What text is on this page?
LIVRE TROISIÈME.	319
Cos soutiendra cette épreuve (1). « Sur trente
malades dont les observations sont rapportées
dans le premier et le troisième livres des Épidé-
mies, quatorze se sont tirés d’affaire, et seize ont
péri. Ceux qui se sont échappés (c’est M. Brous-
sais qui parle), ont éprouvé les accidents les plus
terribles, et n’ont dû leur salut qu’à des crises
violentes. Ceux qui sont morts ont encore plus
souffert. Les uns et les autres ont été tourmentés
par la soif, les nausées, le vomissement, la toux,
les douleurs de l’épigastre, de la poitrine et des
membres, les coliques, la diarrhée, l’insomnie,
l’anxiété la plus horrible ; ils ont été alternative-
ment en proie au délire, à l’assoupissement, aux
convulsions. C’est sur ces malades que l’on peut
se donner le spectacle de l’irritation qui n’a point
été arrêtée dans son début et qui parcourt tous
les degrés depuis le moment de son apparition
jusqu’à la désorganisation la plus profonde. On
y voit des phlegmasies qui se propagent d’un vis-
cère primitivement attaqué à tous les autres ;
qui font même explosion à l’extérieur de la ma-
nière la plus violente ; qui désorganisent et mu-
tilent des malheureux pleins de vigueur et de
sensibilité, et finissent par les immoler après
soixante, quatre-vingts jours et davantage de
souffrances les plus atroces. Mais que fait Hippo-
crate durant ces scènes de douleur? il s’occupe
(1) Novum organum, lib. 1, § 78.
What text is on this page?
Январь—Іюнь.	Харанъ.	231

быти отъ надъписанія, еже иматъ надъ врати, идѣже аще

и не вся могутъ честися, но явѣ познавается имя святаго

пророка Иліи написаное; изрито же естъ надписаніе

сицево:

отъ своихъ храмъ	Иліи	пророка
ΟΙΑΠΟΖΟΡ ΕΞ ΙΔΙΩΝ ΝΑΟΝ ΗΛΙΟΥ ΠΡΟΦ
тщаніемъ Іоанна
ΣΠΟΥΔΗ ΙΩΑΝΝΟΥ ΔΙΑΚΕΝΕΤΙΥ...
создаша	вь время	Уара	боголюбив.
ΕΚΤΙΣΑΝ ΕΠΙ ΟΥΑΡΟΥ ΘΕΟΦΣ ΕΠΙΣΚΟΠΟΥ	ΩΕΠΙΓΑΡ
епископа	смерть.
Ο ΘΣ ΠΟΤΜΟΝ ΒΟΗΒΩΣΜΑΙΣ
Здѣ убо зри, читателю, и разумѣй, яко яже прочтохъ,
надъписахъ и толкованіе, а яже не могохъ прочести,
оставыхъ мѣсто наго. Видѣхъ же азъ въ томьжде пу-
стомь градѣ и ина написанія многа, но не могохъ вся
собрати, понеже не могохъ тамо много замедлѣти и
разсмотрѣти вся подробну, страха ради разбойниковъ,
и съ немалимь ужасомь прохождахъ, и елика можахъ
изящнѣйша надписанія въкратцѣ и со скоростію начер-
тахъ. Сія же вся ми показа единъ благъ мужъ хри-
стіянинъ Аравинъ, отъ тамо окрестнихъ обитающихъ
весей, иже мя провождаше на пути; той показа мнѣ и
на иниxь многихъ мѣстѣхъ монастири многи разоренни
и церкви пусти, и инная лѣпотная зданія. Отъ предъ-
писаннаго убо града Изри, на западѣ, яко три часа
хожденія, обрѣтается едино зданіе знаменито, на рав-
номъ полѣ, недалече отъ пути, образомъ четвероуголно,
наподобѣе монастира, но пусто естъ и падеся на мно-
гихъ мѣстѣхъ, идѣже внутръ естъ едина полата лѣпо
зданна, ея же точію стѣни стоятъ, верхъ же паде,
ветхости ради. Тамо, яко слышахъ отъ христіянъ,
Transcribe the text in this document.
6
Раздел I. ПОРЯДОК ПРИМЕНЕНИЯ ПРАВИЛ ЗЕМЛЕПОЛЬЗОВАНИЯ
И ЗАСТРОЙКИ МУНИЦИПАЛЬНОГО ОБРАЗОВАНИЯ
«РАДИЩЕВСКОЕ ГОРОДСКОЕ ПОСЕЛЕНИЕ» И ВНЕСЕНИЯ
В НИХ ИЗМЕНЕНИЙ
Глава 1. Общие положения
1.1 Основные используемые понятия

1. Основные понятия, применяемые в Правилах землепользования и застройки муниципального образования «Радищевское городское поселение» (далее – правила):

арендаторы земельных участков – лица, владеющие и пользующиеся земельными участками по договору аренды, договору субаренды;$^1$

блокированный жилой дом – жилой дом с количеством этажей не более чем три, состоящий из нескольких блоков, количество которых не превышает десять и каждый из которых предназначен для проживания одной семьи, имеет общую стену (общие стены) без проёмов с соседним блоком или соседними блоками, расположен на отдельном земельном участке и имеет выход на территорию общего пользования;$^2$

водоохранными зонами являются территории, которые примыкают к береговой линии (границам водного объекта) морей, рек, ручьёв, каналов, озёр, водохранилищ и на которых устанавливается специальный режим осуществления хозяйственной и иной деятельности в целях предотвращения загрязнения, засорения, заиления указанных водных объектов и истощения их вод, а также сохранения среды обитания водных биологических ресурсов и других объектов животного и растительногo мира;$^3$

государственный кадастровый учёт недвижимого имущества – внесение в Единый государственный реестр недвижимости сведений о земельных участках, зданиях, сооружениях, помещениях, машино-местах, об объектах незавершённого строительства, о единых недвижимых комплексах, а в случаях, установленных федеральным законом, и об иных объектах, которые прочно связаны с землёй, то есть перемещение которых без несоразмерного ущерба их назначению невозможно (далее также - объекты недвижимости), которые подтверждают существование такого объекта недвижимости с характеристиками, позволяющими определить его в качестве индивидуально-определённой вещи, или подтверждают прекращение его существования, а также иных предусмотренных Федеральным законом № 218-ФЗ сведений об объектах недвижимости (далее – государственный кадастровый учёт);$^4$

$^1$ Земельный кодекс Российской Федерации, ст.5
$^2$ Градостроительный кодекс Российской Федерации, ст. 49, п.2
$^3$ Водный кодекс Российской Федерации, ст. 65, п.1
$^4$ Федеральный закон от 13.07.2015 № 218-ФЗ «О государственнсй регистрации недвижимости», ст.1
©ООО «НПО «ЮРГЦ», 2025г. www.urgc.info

◆ What you have to do ◆
Hand back the material above in full, exactly as written.

◆ Full answer ◆
What text is on this page?
LIVRE TROISIÈME.	319
Cos soutiendra cette épreuve (1). « Sur trente
malades dont les observations sont rapportées
dans le premier et le troisième livres des Épidé-
mies, quatorze se sont tirés d’affaire, et seize ont
péri. Ceux qui se sont échappés (c’est M. Brous-
sais qui parle), ont éprouvé les accidents les plus
terribles, et n’ont dû leur salut qu’à des crises
violentes. Ceux qui sont morts ont encore plus
souffert. Les uns et les autres ont été tourmentés
par la soif, les nausées, le vomissement, la toux,
les douleurs de l’épigastre, de la poitrine et des
membres, les coliques, la diarrhée, l’insomnie,
l’anxiété la plus horrible ; ils ont été alternative-
ment en proie au délire, à l’assoupissement, aux
convulsions. C’est sur ces malades que l’on peut
se donner le spectacle de l’irritation qui n’a point
été arrêtée dans son début et qui parcourt tous
les degrés depuis le moment de son apparition
jusqu’à la désorganisation la plus profonde. On
y voit des phlegmasies qui se propagent d’un vis-
cère primitivement attaqué à tous les autres ;
qui font même explosion à l’extérieur de la ma-
nière la plus violente ; qui désorganisent et mu-
tilent des malheureux pleins de vigueur et de
sensibilité, et finissent par les immoler après
soixante, quatre-vingts jours et davantage de
souffrances les plus atroces. Mais que fait Hippo-
crate durant ces scènes de douleur? il s’occupe
(1) Novum organum, lib. 1, § 78.
What text is on this page?
Январь—Іюнь.	Харанъ.	231

быти отъ надъписанія, еже иматъ надъ врати, идѣже аще

и не вся могутъ честися, но явѣ познавается имя святаго

пророка Иліи написаное; изрито же естъ надписаніе

сицево:

отъ своихъ храмъ	Иліи	пророка
ΟΙΑΠΟΖΟΡ ΕΞ ΙΔΙΩΝ ΝΑΟΝ ΗΛΙΟΥ ΠΡΟΦ
тщаніемъ Іоанна
ΣΠΟΥΔΗ ΙΩΑΝΝΟΥ ΔΙΑΚΕΝΕΤΙΥ...
создаша	вь время	Уара	боголюбив.
ΕΚΤΙΣΑΝ ΕΠΙ ΟΥΑΡΟΥ ΘΕΟΦΣ ΕΠΙΣΚΟΠΟΥ	ΩΕΠΙΓΑΡ
епископа	смерть.
Ο ΘΣ ΠΟΤΜΟΝ ΒΟΗΒΩΣΜΑΙΣ
Здѣ убо зри, читателю, и разумѣй, яко яже прочтохъ,
надъписахъ и толкованіе, а яже не могохъ прочести,
оставыхъ мѣсто наго. Видѣхъ же азъ въ томьжде пу-
стомь градѣ и ина написанія многа, но не могохъ вся
собрати, понеже не могохъ тамо много замедлѣти и
разсмотрѣти вся подробну, страха ради разбойниковъ,
и съ немалимь ужасомь прохождахъ, и елика можахъ
изящнѣйша надписанія въкратцѣ и со скоростію начер-
тахъ. Сія же вся ми показа единъ благъ мужъ хри-
стіянинъ Аравинъ, отъ тамо окрестнихъ обитающихъ
весей, иже мя провождаше на пути; той показа мнѣ и
на иниxь многихъ мѣстѣхъ монастири многи разоренни
и церкви пусти, и инная лѣпотная зданія. Отъ предъ-
писаннаго убо града Изри, на западѣ, яко три часа
хожденія, обрѣтается едино зданіе знаменито, на рав-
номъ полѣ, недалече отъ пути, образомъ четвероуголно,
наподобѣе монастира, но пусто естъ и падеся на мно-
гихъ мѣстѣхъ, идѣже внутръ естъ едина полата лѣпо
зданна, ея же точію стѣни стоятъ, верхъ же паде,
ветхости ради. Тамо, яко слышахъ отъ христіянъ,
Transcribe the text in this document.
6
Раздел I. ПОРЯДОК ПРИМЕНЕНИЯ ПРАВИЛ ЗЕМЛЕПОЛЬЗОВАНИЯ
И ЗАСТРОЙКИ МУНИЦИПАЛЬНОГО ОБРАЗОВАНИЯ
«РАДИЩЕВСКОЕ ГОРОДСКОЕ ПОСЕЛЕНИЕ» И ВНЕСЕНИЯ
В НИХ ИЗМЕНЕНИЙ
Глава 1. Общие положения
1.1 Основные используемые понятия

1. Основные понятия, применяемые в Правилах землепользования и застройки муниципального образования «Радищевское городское поселение» (далее – правила):

арендаторы земельных участков – лица, владеющие и пользующиеся земельными участками по договору аренды, договору субаренды;$^1$

блокированный жилой дом – жилой дом с количеством этажей не более чем три, состоящий из нескольких блоков, количество которых не превышает десять и каждый из которых предназначен для проживания одной семьи, имеет общую стену (общие стены) без проёмов с соседним блоком или соседними блоками, расположен на отдельном земельном участке и имеет выход на территорию общего пользования;$^2$

водоохранными зонами являются территории, которые примыкают к береговой линии (границам водного объекта) морей, рек, ручьёв, каналов, озёр, водохранилищ и на которых устанавливается специальный режим осуществления хозяйственной и иной деятельности в целях предотвращения загрязнения, засорения, заиления указанных водных объектов и истощения их вод, а также сохранения среды обитания водных биологических ресурсов и других объектов животного и растительногo мира;$^3$

государственный кадастровый учёт недвижимого имущества – внесение в Единый государственный реестр недвижимости сведений о земельных участках, зданиях, сооружениях, помещениях, машино-местах, об объектах незавершённого строительства, о единых недвижимых комплексах, а в случаях, установленных федеральным законом, и об иных объектах, которые прочно связаны с землёй, то есть перемещение которых без несоразмерного ущерба их назначению невозможно (далее также - объекты недвижимости), которые подтверждают существование такого объекта недвижимости с характеристиками, позволяющими определить его в качестве индивидуально-определённой вещи, или подтверждают прекращение его существования, а также иных предусмотренных Федеральным законом № 218-ФЗ сведений об объектах недвижимости (далее – государственный кадастровый учёт);$^4$

$^1$ Земельный кодекс Российской Федерации, ст.5
$^2$ Градостроительный кодекс Российской Федерации, ст. 49, п.2
$^3$ Водный кодекс Российской Федерации, ст. 65, п.1
$^4$ Федеральный закон от 13.07.2015 № 218-ФЗ «О государственнсй регистрации недвижимости», ст.1
©ООО «НПО «ЮРГЦ», 2025г. www.urgc.info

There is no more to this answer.